■ SET PROBLEM: Below are the records; reproduce all of them exactly but without any images.

==========

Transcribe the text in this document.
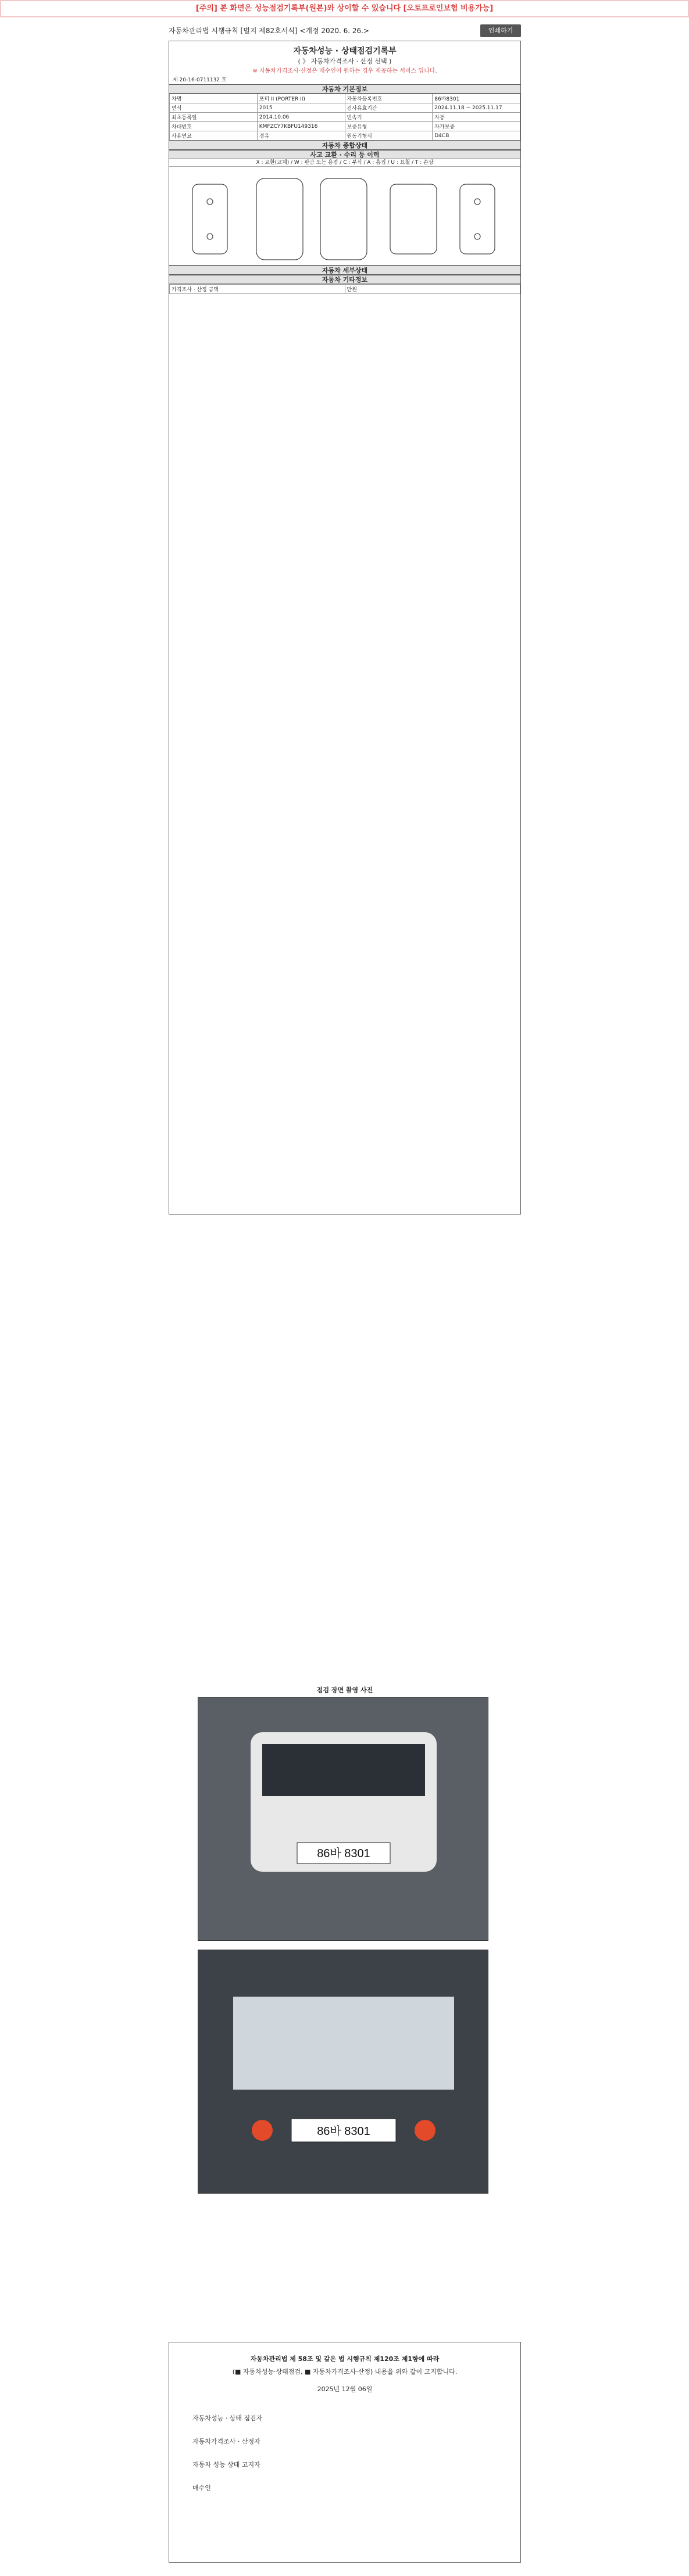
[주의] 본 화면은 성능점검기록부(원본)와 상이할 수 있습니다 [오토프로인보험 비용가능]
자동차관리법 시행규칙 [별지 제82호서식] <개정 2020. 6. 26.>	인쇄하기
자동차성능 · 상태점검기록부
( 》 자동차가격조사 · 산정 선택 )
※ 자동차가격조사·산정은 매수인이 원하는 경우 제공하는 서비스 입니다.
제 20-16-0711132 호
자동차 기본정보
차명	포터 II (PORTER II)	자동차등록번호	86바8301
연식	2015	검사유효기간	2024.11.18 ~ 2025.11.17
최초등록일	2014.10.06	변속기	자동
차대번호	KMFZCY7KBFU149316	보증유형	자가보증
사용연료	경유	원동기형식	D4CB
자동차 종합상태
사고 교환 · 수리 등 이력
X : 교환(교체) / W : 판금 또는 용접 / C : 부식 / A : 흠집 / U : 요철 / T : 손상
자동차 세부상태
자동차 기타정보
가격조사 · 산정 금액	만원
86바 8301
86바 8301
점검 장면 촬영 사진
자동차관리법 제 58조 및 같은 법 시행규칙 제120조 제1항에 따라
(■ 자동차성능·상태점검, ■ 자동차가격조사·산정) 내용을 위와 같이 고지합니다.
2025년 12월 06일
자동차성능 · 상태 점검자
자동차가격조사 · 산정자
자동차 성능 상태 고지자
매수인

==========

■ EXERCISE ANSWER:
Transcribe the text in this document.
[주의] 본 화면은 성능점검기록부(원본)와 상이할 수 있습니다 [오토프로인보험 비용가능]
자동차관리법 시행규칙 [별지 제82호서식] <개정 2020. 6. 26.>	인쇄하기
자동차성능 · 상태점검기록부
( 》 자동차가격조사 · 산정 선택 )
※ 자동차가격조사·산정은 매수인이 원하는 경우 제공하는 서비스 입니다.
제 20-16-0711132 호
자동차 기본정보
차명	포터 II (PORTER II)	자동차등록번호	86바8301
연식	2015	검사유효기간	2024.11.18 ~ 2025.11.17
최초등록일	2014.10.06	변속기	자동
차대번호	KMFZCY7KBFU149316	보증유형	자가보증
사용연료	경유	원동기형식	D4CB
자동차 종합상태
사고 교환 · 수리 등 이력
X : 교환(교체) / W : 판금 또는 용접 / C : 부식 / A : 흠집 / U : 요철 / T : 손상
자동차 세부상태
자동차 기타정보
가격조사 · 산정 금액	만원
86바 8301
86바 8301
점검 장면 촬영 사진
자동차관리법 제 58조 및 같은 법 시행규칙 제120조 제1항에 따라
(■ 자동차성능·상태점검, ■ 자동차가격조사·산정) 내용을 위와 같이 고지합니다.
2025년 12월 06일
자동차성능 · 상태 점검자
자동차가격조사 · 산정자
자동차 성능 상태 고지자
매수인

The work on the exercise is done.